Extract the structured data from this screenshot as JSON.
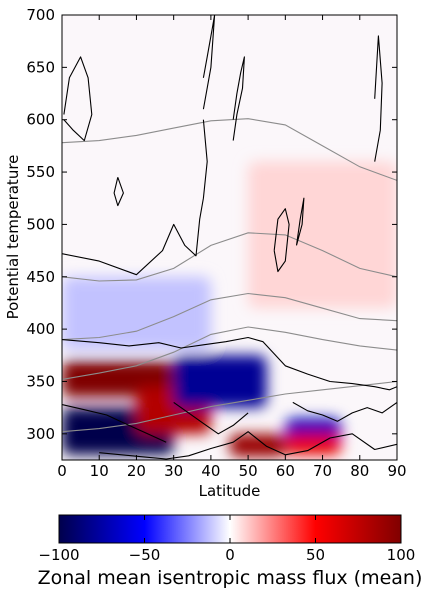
{
  "chart_data": [
    {
      "type": "heatmap",
      "xlabel": "Latitude",
      "ylabel": "Potential temperature",
      "xlim": [
        0,
        90
      ],
      "ylim": [
        275,
        700
      ],
      "xticks": [
        0,
        10,
        20,
        30,
        40,
        50,
        60,
        70,
        80,
        90
      ],
      "yticks": [
        300,
        350,
        400,
        450,
        500,
        550,
        600,
        650,
        700
      ],
      "grid": false,
      "colormap": "seismic",
      "clim": [
        -100,
        100
      ],
      "overlay_contours": "black (zero line) and gray (potential temperature levels)",
      "features": [
        {
          "kind": "positive",
          "lat": [
            0,
            30
          ],
          "theta": [
            335,
            370
          ],
          "value": 100
        },
        {
          "kind": "negative",
          "lat": [
            0,
            30
          ],
          "theta": [
            280,
            325
          ],
          "value": -100
        },
        {
          "kind": "positive",
          "lat": [
            20,
            40
          ],
          "theta": [
            300,
            345
          ],
          "value": 80
        },
        {
          "kind": "negative",
          "lat": [
            30,
            55
          ],
          "theta": [
            325,
            375
          ],
          "value": -80
        },
        {
          "kind": "positive",
          "lat": [
            45,
            60
          ],
          "theta": [
            278,
            300
          ],
          "value": 90
        },
        {
          "kind": "negative",
          "lat": [
            60,
            75
          ],
          "theta": [
            290,
            315
          ],
          "value": -70
        },
        {
          "kind": "positive",
          "lat": [
            60,
            75
          ],
          "theta": [
            280,
            300
          ],
          "value": 60
        },
        {
          "kind": "negative",
          "lat": [
            0,
            40
          ],
          "theta": [
            380,
            450
          ],
          "value": -12
        },
        {
          "kind": "positive",
          "lat": [
            50,
            90
          ],
          "theta": [
            420,
            560
          ],
          "value": 8
        }
      ],
      "gray_contours": [
        {
          "lat": [
            0,
            10,
            20,
            30,
            40,
            50,
            60,
            70,
            80,
            90
          ],
          "theta": [
            578,
            580,
            585,
            592,
            599,
            601,
            595,
            575,
            555,
            542
          ]
        },
        {
          "lat": [
            0,
            10,
            20,
            30,
            40,
            50,
            60,
            70,
            80,
            90
          ],
          "theta": [
            450,
            446,
            447,
            458,
            480,
            492,
            490,
            475,
            458,
            450
          ]
        },
        {
          "lat": [
            0,
            10,
            20,
            30,
            40,
            50,
            60,
            70,
            80,
            90
          ],
          "theta": [
            390,
            392,
            398,
            412,
            428,
            434,
            430,
            420,
            410,
            408
          ]
        },
        {
          "lat": [
            0,
            10,
            20,
            30,
            40,
            50,
            60,
            70,
            80,
            90
          ],
          "theta": [
            352,
            358,
            365,
            378,
            395,
            402,
            397,
            390,
            384,
            380
          ]
        },
        {
          "lat": [
            0,
            10,
            20,
            30,
            40,
            50,
            60,
            70,
            80,
            90
          ],
          "theta": [
            302,
            305,
            310,
            318,
            326,
            332,
            338,
            342,
            346,
            350
          ]
        }
      ],
      "black_contours": [
        {
          "lat": [
            0.5,
            2,
            5,
            7,
            8,
            6,
            3,
            0.5
          ],
          "theta": [
            605,
            640,
            660,
            640,
            605,
            580,
            590,
            600
          ]
        },
        {
          "lat": [
            15,
            16.5,
            15,
            14,
            15
          ],
          "theta": [
            545,
            530,
            518,
            530,
            545
          ]
        },
        {
          "lat": [
            0,
            10,
            20,
            27,
            30,
            33,
            36,
            37,
            38,
            39,
            38
          ],
          "theta": [
            472,
            465,
            452,
            475,
            500,
            480,
            470,
            505,
            525,
            560,
            600
          ]
        },
        {
          "lat": [
            38,
            39,
            40.5,
            41,
            40,
            38
          ],
          "theta": [
            640,
            660,
            690,
            700,
            650,
            610
          ]
        },
        {
          "lat": [
            46,
            47,
            48,
            49,
            48.5,
            47,
            46
          ],
          "theta": [
            600,
            625,
            645,
            660,
            630,
            605,
            580
          ]
        },
        {
          "lat": [
            84,
            85.5,
            86,
            85,
            84
          ],
          "theta": [
            560,
            590,
            635,
            680,
            620
          ]
        },
        {
          "lat": [
            57,
            58,
            60,
            61,
            60,
            58,
            57
          ],
          "theta": [
            475,
            505,
            515,
            500,
            465,
            455,
            475
          ]
        },
        {
          "lat": [
            63,
            64.5,
            65,
            64,
            63
          ],
          "theta": [
            480,
            500,
            525,
            505,
            480
          ]
        },
        {
          "lat": [
            0,
            10,
            18,
            26,
            32,
            38,
            44,
            50,
            54,
            60,
            66,
            72,
            78,
            84,
            88,
            90
          ],
          "theta": [
            390,
            387,
            384,
            387,
            382,
            385,
            388,
            392,
            388,
            365,
            357,
            350,
            348,
            345,
            342,
            345
          ]
        },
        {
          "lat": [
            0,
            6,
            12,
            18,
            23,
            28
          ],
          "theta": [
            328,
            323,
            318,
            308,
            300,
            292
          ]
        },
        {
          "lat": [
            10,
            16,
            22,
            28,
            34,
            40,
            46,
            50,
            55,
            60,
            66,
            72,
            78,
            84,
            90
          ],
          "theta": [
            282,
            280,
            278,
            276,
            279,
            286,
            292,
            302,
            288,
            280,
            284,
            296,
            300,
            285,
            290
          ]
        },
        {
          "lat": [
            30,
            34,
            38,
            42,
            46,
            50
          ],
          "theta": [
            330,
            320,
            310,
            300,
            308,
            320
          ]
        },
        {
          "lat": [
            62,
            66,
            70,
            74,
            78,
            82,
            86,
            90
          ],
          "theta": [
            330,
            322,
            318,
            312,
            320,
            325,
            320,
            330
          ]
        }
      ]
    },
    {
      "type": "colorbar",
      "label": "Zonal mean isentropic mass flux (mean)",
      "range": [
        -100,
        100
      ],
      "ticks": [
        -100,
        -50,
        0,
        50,
        100
      ],
      "tick_labels": [
        "−100",
        "−50",
        "0",
        "50",
        "100"
      ]
    }
  ]
}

|---|

What you have to do
Quote the data exactly, leaving every image out of the copy.

Task answer
Extract the structured data from this screenshot as JSON.
{
  "chart_data": [
    {
      "type": "heatmap",
      "xlabel": "Latitude",
      "ylabel": "Potential temperature",
      "xlim": [
        0,
        90
      ],
      "ylim": [
        275,
        700
      ],
      "xticks": [
        0,
        10,
        20,
        30,
        40,
        50,
        60,
        70,
        80,
        90
      ],
      "yticks": [
        300,
        350,
        400,
        450,
        500,
        550,
        600,
        650,
        700
      ],
      "grid": false,
      "colormap": "seismic",
      "clim": [
        -100,
        100
      ],
      "overlay_contours": "black (zero line) and gray (potential temperature levels)",
      "features": [
        {
          "kind": "positive",
          "lat": [
            0,
            30
          ],
          "theta": [
            335,
            370
          ],
          "value": 100
        },
        {
          "kind": "negative",
          "lat": [
            0,
            30
          ],
          "theta": [
            280,
            325
          ],
          "value": -100
        },
        {
          "kind": "positive",
          "lat": [
            20,
            40
          ],
          "theta": [
            300,
            345
          ],
          "value": 80
        },
        {
          "kind": "negative",
          "lat": [
            30,
            55
          ],
          "theta": [
            325,
            375
          ],
          "value": -80
        },
        {
          "kind": "positive",
          "lat": [
            45,
            60
          ],
          "theta": [
            278,
            300
          ],
          "value": 90
        },
        {
          "kind": "negative",
          "lat": [
            60,
            75
          ],
          "theta": [
            290,
            315
          ],
          "value": -70
        },
        {
          "kind": "positive",
          "lat": [
            60,
            75
          ],
          "theta": [
            280,
            300
          ],
          "value": 60
        },
        {
          "kind": "negative",
          "lat": [
            0,
            40
          ],
          "theta": [
            380,
            450
          ],
          "value": -12
        },
        {
          "kind": "positive",
          "lat": [
            50,
            90
          ],
          "theta": [
            420,
            560
          ],
          "value": 8
        }
      ],
      "gray_contours": [
        {
          "lat": [
            0,
            10,
            20,
            30,
            40,
            50,
            60,
            70,
            80,
            90
          ],
          "theta": [
            578,
            580,
            585,
            592,
            599,
            601,
            595,
            575,
            555,
            542
          ]
        },
        {
          "lat": [
            0,
            10,
            20,
            30,
            40,
            50,
            60,
            70,
            80,
            90
          ],
          "theta": [
            450,
            446,
            447,
            458,
            480,
            492,
            490,
            475,
            458,
            450
          ]
        },
        {
          "lat": [
            0,
            10,
            20,
            30,
            40,
            50,
            60,
            70,
            80,
            90
          ],
          "theta": [
            390,
            392,
            398,
            412,
            428,
            434,
            430,
            420,
            410,
            408
          ]
        },
        {
          "lat": [
            0,
            10,
            20,
            30,
            40,
            50,
            60,
            70,
            80,
            90
          ],
          "theta": [
            352,
            358,
            365,
            378,
            395,
            402,
            397,
            390,
            384,
            380
          ]
        },
        {
          "lat": [
            0,
            10,
            20,
            30,
            40,
            50,
            60,
            70,
            80,
            90
          ],
          "theta": [
            302,
            305,
            310,
            318,
            326,
            332,
            338,
            342,
            346,
            350
          ]
        }
      ],
      "black_contours": [
        {
          "lat": [
            0.5,
            2,
            5,
            7,
            8,
            6,
            3,
            0.5
          ],
          "theta": [
            605,
            640,
            660,
            640,
            605,
            580,
            590,
            600
          ]
        },
        {
          "lat": [
            15,
            16.5,
            15,
            14,
            15
          ],
          "theta": [
            545,
            530,
            518,
            530,
            545
          ]
        },
        {
          "lat": [
            0,
            10,
            20,
            27,
            30,
            33,
            36,
            37,
            38,
            39,
            38
          ],
          "theta": [
            472,
            465,
            452,
            475,
            500,
            480,
            470,
            505,
            525,
            560,
            600
          ]
        },
        {
          "lat": [
            38,
            39,
            40.5,
            41,
            40,
            38
          ],
          "theta": [
            640,
            660,
            690,
            700,
            650,
            610
          ]
        },
        {
          "lat": [
            46,
            47,
            48,
            49,
            48.5,
            47,
            46
          ],
          "theta": [
            600,
            625,
            645,
            660,
            630,
            605,
            580
          ]
        },
        {
          "lat": [
            84,
            85.5,
            86,
            85,
            84
          ],
          "theta": [
            560,
            590,
            635,
            680,
            620
          ]
        },
        {
          "lat": [
            57,
            58,
            60,
            61,
            60,
            58,
            57
          ],
          "theta": [
            475,
            505,
            515,
            500,
            465,
            455,
            475
          ]
        },
        {
          "lat": [
            63,
            64.5,
            65,
            64,
            63
          ],
          "theta": [
            480,
            500,
            525,
            505,
            480
          ]
        },
        {
          "lat": [
            0,
            10,
            18,
            26,
            32,
            38,
            44,
            50,
            54,
            60,
            66,
            72,
            78,
            84,
            88,
            90
          ],
          "theta": [
            390,
            387,
            384,
            387,
            382,
            385,
            388,
            392,
            388,
            365,
            357,
            350,
            348,
            345,
            342,
            345
          ]
        },
        {
          "lat": [
            0,
            6,
            12,
            18,
            23,
            28
          ],
          "theta": [
            328,
            323,
            318,
            308,
            300,
            292
          ]
        },
        {
          "lat": [
            10,
            16,
            22,
            28,
            34,
            40,
            46,
            50,
            55,
            60,
            66,
            72,
            78,
            84,
            90
          ],
          "theta": [
            282,
            280,
            278,
            276,
            279,
            286,
            292,
            302,
            288,
            280,
            284,
            296,
            300,
            285,
            290
          ]
        },
        {
          "lat": [
            30,
            34,
            38,
            42,
            46,
            50
          ],
          "theta": [
            330,
            320,
            310,
            300,
            308,
            320
          ]
        },
        {
          "lat": [
            62,
            66,
            70,
            74,
            78,
            82,
            86,
            90
          ],
          "theta": [
            330,
            322,
            318,
            312,
            320,
            325,
            320,
            330
          ]
        }
      ]
    },
    {
      "type": "colorbar",
      "label": "Zonal mean isentropic mass flux (mean)",
      "range": [
        -100,
        100
      ],
      "ticks": [
        -100,
        -50,
        0,
        50,
        100
      ],
      "tick_labels": [
        "−100",
        "−50",
        "0",
        "50",
        "100"
      ]
    }
  ]
}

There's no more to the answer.